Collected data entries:
────────

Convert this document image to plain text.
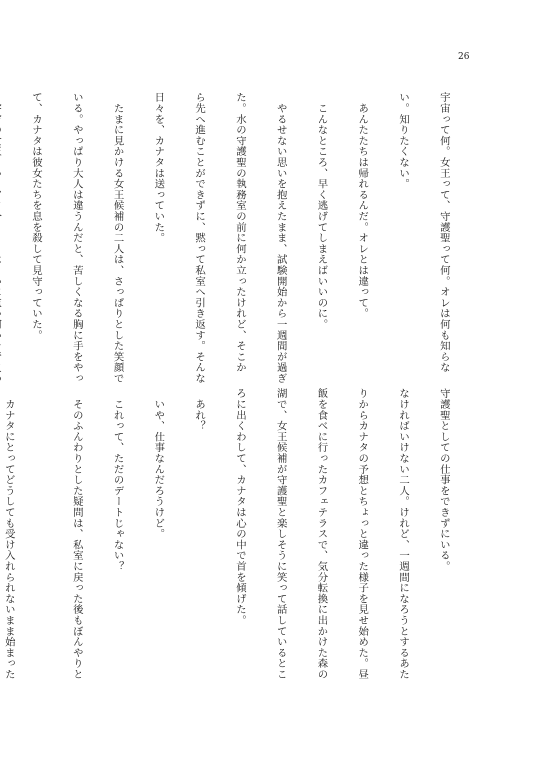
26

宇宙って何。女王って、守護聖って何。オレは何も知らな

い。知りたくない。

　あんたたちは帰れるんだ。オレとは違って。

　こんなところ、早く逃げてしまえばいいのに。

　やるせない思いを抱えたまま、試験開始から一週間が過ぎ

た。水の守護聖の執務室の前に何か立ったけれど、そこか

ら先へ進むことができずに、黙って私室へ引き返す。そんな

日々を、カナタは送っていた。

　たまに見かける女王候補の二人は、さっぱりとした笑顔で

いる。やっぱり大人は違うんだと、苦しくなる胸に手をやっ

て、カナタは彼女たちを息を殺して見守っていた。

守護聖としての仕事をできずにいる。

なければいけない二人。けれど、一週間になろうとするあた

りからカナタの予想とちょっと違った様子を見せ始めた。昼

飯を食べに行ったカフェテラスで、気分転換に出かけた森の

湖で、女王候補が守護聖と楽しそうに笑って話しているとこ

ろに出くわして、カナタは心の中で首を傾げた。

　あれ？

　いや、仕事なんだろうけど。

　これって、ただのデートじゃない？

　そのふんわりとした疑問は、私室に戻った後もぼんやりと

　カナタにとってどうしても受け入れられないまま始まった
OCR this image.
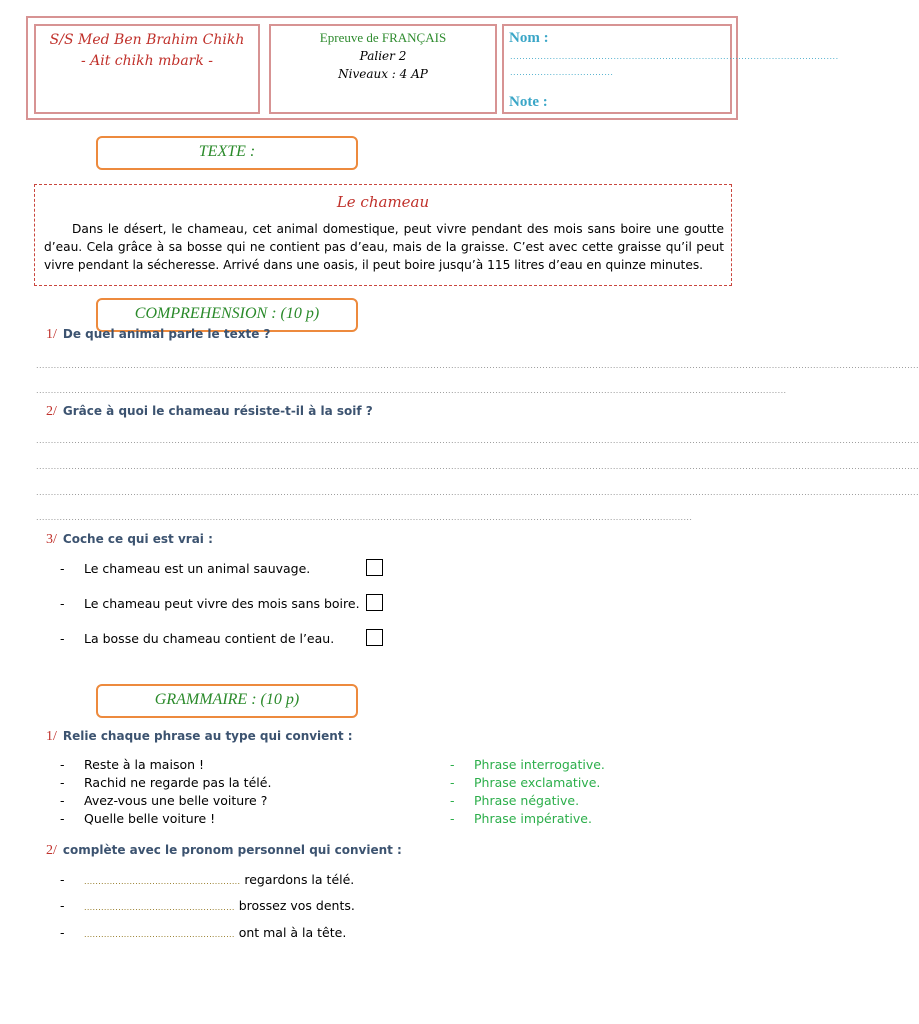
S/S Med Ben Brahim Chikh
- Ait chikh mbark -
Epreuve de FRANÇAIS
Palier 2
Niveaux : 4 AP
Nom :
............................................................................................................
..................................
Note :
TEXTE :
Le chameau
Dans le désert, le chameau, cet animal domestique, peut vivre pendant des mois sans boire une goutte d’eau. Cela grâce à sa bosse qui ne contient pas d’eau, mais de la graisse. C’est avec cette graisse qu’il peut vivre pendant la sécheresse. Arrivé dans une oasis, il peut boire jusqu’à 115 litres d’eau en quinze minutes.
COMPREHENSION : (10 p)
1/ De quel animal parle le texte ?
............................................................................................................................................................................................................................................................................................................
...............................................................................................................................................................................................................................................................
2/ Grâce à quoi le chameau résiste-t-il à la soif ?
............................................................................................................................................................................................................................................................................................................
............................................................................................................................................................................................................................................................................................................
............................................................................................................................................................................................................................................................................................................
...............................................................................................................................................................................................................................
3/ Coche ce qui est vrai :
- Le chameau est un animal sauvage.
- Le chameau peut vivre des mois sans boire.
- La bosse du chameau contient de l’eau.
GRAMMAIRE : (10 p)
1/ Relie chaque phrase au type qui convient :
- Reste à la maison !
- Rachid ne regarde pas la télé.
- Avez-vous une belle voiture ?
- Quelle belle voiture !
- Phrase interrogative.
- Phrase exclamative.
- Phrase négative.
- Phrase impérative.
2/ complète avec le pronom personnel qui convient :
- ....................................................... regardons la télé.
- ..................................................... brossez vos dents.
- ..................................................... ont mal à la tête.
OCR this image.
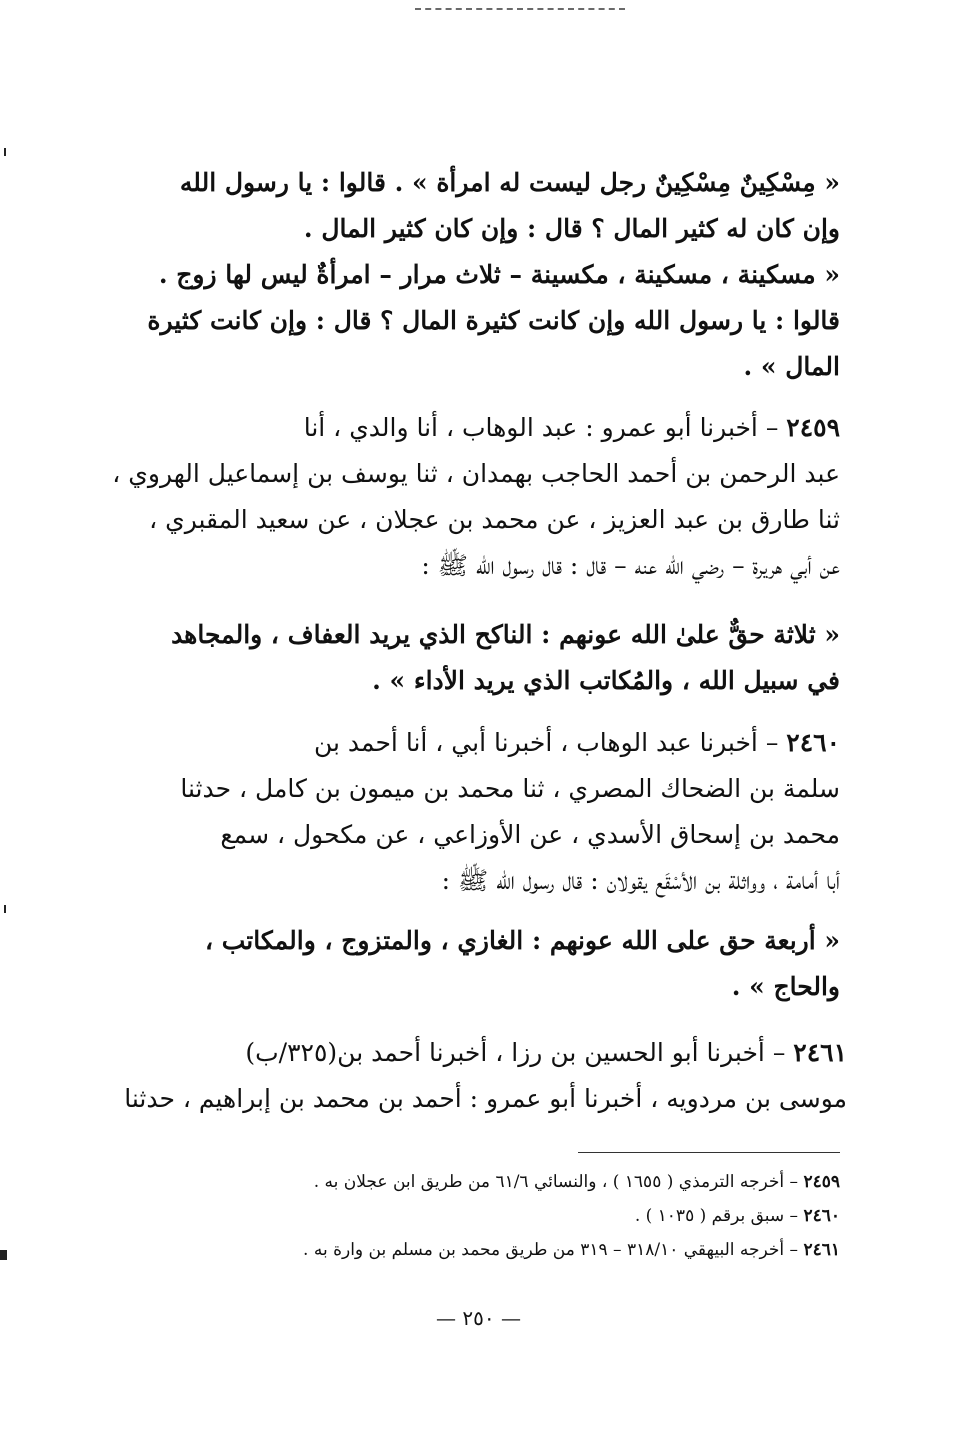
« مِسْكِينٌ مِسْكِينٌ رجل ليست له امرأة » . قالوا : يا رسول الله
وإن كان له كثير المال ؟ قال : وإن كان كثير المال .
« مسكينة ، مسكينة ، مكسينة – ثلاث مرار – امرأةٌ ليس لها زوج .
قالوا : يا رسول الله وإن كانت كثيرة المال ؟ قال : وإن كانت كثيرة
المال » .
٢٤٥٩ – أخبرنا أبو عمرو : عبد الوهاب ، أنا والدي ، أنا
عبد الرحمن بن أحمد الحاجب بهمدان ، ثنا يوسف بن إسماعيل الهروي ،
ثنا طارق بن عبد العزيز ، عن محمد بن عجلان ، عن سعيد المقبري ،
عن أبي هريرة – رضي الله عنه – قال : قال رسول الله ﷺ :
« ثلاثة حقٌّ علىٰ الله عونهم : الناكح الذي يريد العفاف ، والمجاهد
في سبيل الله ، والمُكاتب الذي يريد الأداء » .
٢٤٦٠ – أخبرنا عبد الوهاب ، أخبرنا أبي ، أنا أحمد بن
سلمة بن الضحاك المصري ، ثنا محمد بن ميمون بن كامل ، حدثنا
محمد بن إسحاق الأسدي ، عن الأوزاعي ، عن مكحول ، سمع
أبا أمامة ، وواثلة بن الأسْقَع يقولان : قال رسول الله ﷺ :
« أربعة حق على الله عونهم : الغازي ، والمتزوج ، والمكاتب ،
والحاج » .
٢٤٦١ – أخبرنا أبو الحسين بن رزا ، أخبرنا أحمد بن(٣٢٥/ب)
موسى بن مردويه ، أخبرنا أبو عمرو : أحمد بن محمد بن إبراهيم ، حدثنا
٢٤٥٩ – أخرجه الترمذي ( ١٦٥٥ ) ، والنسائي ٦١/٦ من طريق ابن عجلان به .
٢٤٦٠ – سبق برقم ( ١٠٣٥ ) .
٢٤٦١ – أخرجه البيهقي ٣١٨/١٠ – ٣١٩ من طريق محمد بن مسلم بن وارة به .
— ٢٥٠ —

────────

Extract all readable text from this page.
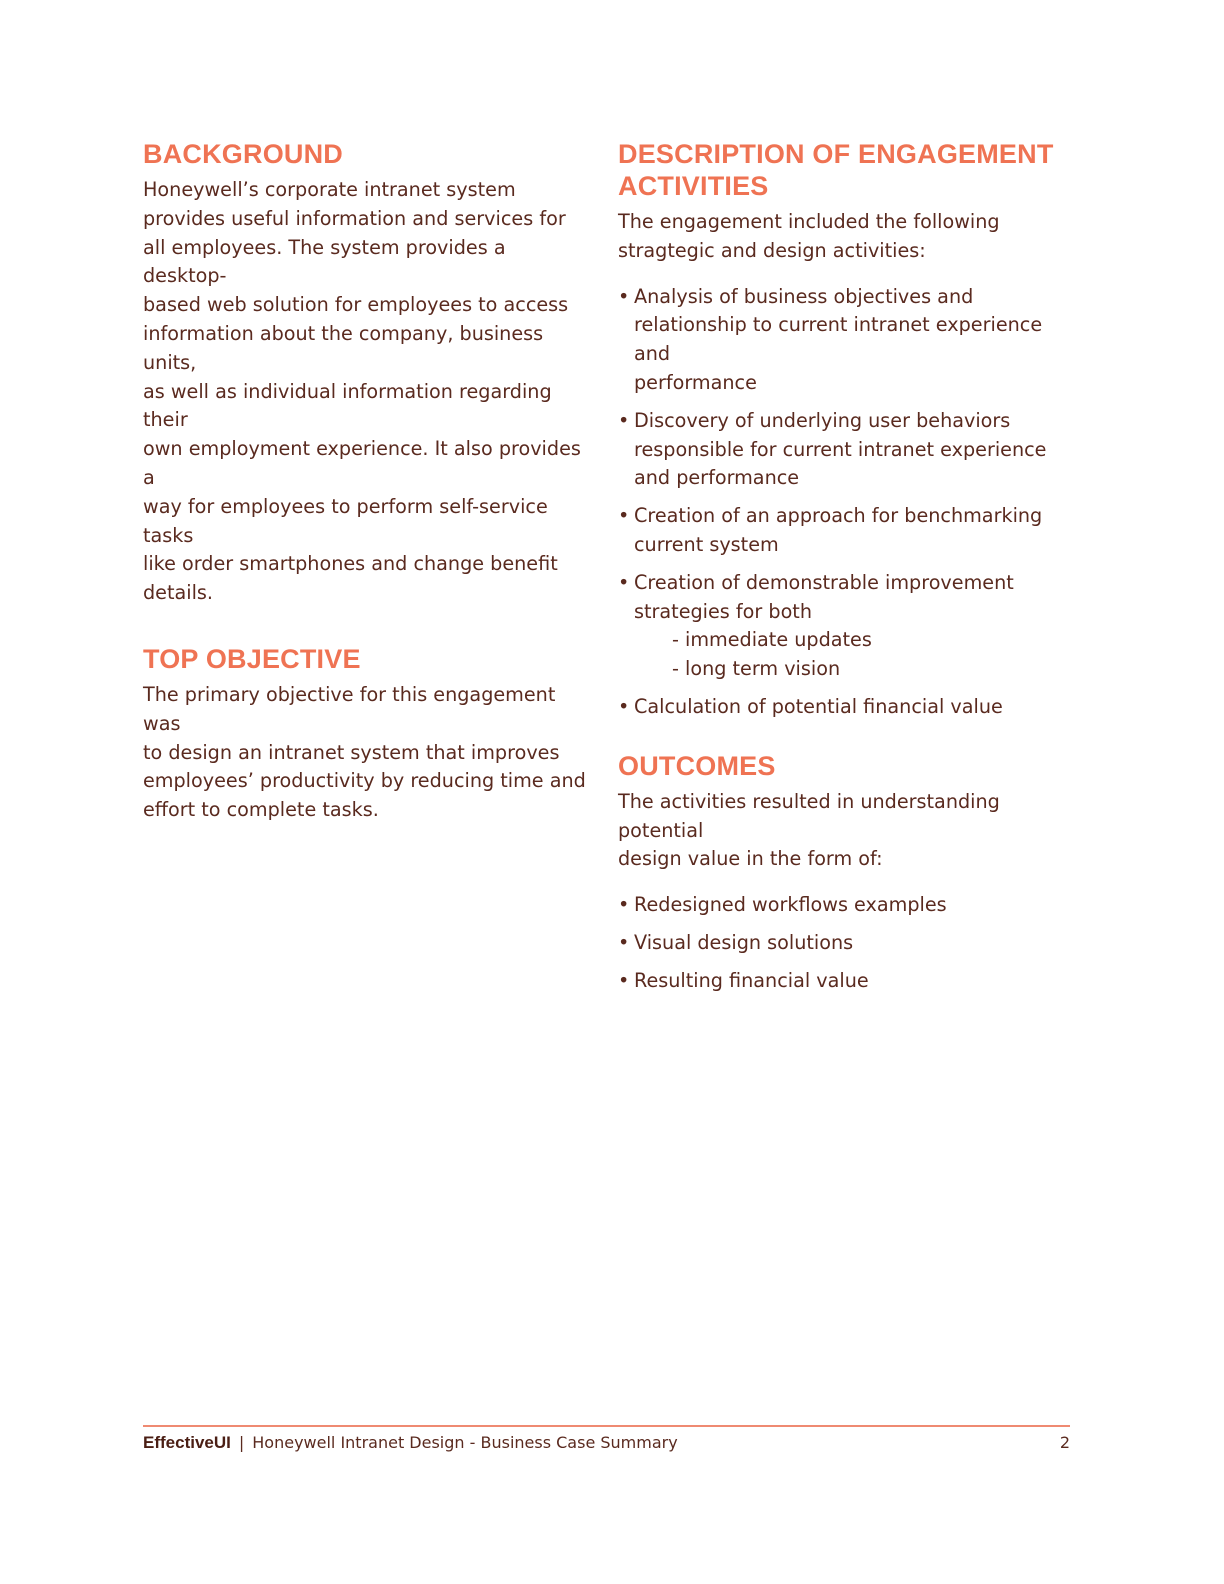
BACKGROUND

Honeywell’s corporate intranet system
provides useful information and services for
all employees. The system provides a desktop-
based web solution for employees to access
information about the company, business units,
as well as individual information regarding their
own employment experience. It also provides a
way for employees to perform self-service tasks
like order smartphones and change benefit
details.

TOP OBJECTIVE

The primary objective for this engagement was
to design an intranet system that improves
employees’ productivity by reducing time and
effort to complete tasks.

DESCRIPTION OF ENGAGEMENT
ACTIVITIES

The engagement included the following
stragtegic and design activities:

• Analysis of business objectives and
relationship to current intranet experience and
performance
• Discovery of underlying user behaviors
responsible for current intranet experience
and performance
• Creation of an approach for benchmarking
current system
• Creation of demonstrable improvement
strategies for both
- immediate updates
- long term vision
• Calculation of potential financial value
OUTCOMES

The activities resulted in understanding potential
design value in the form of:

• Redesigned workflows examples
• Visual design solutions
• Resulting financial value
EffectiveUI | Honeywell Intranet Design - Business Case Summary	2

────────

What the task requires:
Check each line above for the word "avec" and give the number of lines that have it, nothing else.

Result below:
2